* begin Extracted data *

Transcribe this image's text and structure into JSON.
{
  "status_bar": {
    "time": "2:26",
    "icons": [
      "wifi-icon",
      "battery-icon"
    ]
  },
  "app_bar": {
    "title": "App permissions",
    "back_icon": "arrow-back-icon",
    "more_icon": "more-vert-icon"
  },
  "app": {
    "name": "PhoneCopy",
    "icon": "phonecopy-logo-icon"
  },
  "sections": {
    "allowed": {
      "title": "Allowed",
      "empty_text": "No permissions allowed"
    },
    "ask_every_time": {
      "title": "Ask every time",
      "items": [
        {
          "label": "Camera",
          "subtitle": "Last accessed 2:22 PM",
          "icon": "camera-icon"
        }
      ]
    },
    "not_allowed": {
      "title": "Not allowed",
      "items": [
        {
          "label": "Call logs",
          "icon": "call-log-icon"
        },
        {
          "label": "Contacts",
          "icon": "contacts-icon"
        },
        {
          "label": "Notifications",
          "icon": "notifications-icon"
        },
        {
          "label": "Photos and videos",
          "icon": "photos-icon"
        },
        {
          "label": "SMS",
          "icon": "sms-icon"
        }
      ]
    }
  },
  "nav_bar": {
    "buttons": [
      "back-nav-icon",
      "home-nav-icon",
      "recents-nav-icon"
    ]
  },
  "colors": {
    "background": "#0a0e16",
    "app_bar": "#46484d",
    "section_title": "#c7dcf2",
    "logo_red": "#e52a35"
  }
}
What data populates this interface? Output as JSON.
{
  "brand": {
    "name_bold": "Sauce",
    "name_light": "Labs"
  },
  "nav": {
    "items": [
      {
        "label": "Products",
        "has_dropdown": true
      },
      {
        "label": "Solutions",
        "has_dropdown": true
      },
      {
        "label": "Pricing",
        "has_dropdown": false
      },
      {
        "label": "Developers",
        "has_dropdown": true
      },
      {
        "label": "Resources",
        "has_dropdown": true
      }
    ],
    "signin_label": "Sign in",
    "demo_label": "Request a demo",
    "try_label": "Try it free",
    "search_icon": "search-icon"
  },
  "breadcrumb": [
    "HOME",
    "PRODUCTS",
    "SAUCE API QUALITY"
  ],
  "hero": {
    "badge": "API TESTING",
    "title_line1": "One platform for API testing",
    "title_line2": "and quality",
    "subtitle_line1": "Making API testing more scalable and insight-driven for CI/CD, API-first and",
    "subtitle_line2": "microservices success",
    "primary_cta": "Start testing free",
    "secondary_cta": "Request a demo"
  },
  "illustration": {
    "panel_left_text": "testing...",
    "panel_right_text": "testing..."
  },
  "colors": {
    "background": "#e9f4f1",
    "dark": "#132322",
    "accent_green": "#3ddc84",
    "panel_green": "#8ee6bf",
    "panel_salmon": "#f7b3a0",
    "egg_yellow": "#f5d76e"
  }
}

* end Extracted data *

Review the material and copy each line in which the word "demo" appears.

Full solution:
    "demo_label": "Request a demo",
    "secondary_cta": "Request a demo"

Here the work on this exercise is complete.